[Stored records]

•••••

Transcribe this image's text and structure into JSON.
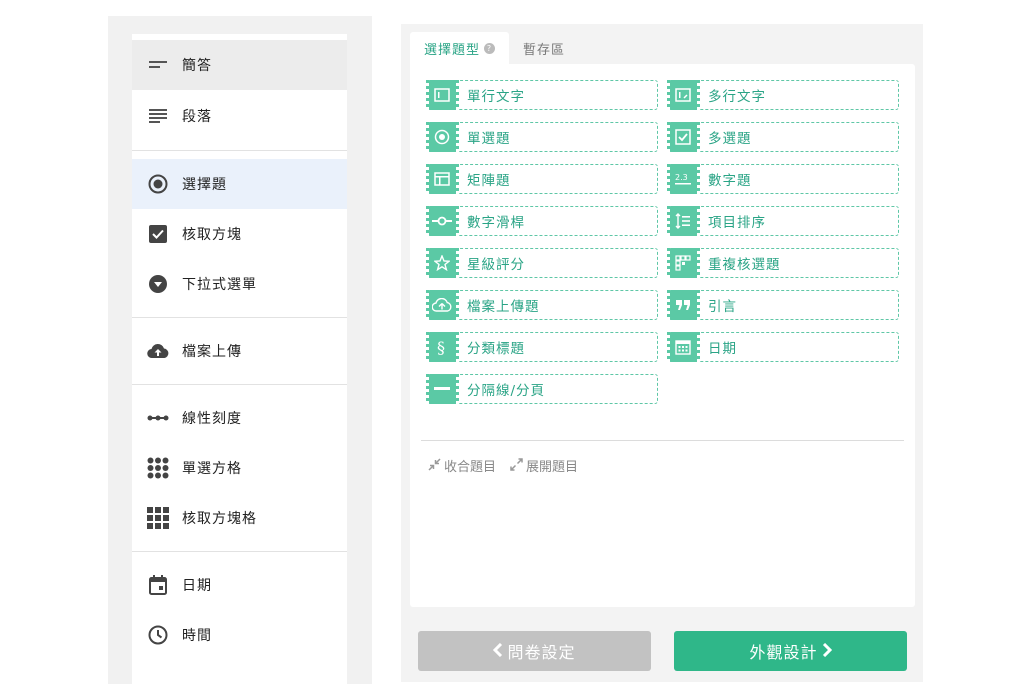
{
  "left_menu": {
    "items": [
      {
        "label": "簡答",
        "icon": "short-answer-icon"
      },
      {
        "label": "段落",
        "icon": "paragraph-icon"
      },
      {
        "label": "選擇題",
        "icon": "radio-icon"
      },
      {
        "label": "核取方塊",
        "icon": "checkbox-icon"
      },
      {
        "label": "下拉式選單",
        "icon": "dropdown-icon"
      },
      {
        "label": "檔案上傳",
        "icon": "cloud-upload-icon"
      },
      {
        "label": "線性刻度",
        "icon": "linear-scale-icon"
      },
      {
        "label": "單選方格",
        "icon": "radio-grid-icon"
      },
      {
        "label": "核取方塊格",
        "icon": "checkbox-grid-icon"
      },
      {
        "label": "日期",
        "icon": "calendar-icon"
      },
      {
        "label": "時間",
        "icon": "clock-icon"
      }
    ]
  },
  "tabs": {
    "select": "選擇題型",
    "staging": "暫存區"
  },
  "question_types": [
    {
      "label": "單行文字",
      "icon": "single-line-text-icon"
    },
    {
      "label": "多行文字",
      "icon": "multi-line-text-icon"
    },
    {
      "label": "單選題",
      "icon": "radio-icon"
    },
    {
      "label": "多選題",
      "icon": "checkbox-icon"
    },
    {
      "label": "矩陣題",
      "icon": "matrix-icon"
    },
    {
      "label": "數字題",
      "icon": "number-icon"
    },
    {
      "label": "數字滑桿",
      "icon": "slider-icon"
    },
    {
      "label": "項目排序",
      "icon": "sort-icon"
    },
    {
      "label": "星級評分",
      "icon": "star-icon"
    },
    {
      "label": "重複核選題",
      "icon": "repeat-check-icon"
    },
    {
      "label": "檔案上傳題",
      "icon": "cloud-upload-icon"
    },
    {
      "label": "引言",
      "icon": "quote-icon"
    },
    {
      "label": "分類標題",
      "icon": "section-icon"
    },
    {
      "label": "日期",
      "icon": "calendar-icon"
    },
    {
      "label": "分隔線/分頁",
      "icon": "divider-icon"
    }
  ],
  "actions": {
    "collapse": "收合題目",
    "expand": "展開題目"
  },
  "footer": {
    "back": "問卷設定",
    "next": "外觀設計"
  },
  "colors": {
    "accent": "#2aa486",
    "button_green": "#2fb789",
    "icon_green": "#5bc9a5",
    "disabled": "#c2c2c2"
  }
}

•••••

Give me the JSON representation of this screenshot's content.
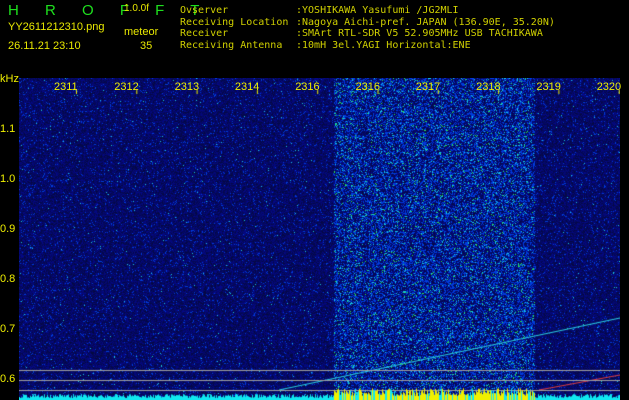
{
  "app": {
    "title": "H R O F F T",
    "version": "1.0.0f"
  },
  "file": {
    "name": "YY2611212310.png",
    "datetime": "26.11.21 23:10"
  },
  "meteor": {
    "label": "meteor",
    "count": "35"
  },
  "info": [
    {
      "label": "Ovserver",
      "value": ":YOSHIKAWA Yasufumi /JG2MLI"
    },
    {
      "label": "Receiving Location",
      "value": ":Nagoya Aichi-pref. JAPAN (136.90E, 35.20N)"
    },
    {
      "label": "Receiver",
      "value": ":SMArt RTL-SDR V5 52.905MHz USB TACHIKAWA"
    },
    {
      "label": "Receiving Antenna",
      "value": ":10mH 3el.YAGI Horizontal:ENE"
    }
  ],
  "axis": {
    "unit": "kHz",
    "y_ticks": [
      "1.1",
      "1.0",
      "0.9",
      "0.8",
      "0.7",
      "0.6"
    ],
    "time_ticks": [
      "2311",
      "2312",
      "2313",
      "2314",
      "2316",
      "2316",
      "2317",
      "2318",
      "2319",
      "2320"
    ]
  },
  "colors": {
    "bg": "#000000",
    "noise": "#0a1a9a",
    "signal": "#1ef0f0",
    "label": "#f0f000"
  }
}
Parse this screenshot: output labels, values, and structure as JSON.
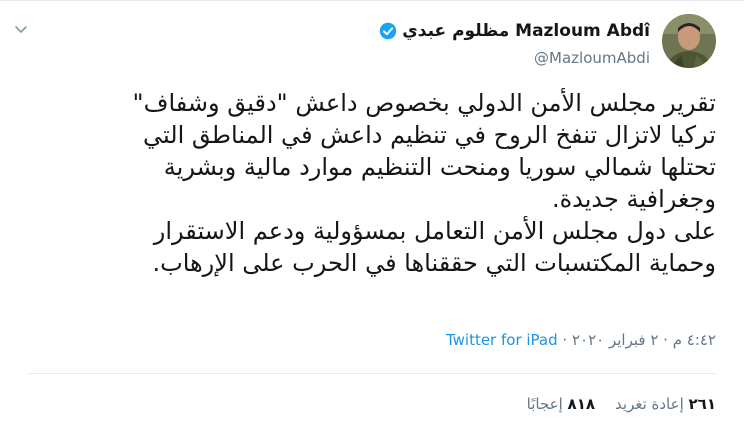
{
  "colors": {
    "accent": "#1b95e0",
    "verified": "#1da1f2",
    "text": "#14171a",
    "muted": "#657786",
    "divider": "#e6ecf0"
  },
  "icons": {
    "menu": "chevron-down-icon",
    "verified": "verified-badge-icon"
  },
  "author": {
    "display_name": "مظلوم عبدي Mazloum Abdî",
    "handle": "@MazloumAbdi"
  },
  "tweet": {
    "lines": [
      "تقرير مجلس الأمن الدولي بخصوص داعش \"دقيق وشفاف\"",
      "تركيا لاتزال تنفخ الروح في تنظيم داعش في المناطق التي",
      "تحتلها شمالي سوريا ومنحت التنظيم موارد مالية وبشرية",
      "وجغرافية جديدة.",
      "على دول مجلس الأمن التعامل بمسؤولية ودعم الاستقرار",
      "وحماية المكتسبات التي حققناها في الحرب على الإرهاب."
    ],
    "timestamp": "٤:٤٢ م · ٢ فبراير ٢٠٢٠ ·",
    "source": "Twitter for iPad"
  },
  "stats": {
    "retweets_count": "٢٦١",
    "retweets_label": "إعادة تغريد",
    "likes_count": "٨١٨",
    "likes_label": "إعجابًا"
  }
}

•••••

- Exercise instructions -
Your task is to collect every line above that contains the word "داعش".

- Correct response -
      "تقرير مجلس الأمن الدولي بخصوص داعش \"دقيق وشفاف\"",
      "تركيا لاتزال تنفخ الروح في تنظيم داعش في المناطق التي",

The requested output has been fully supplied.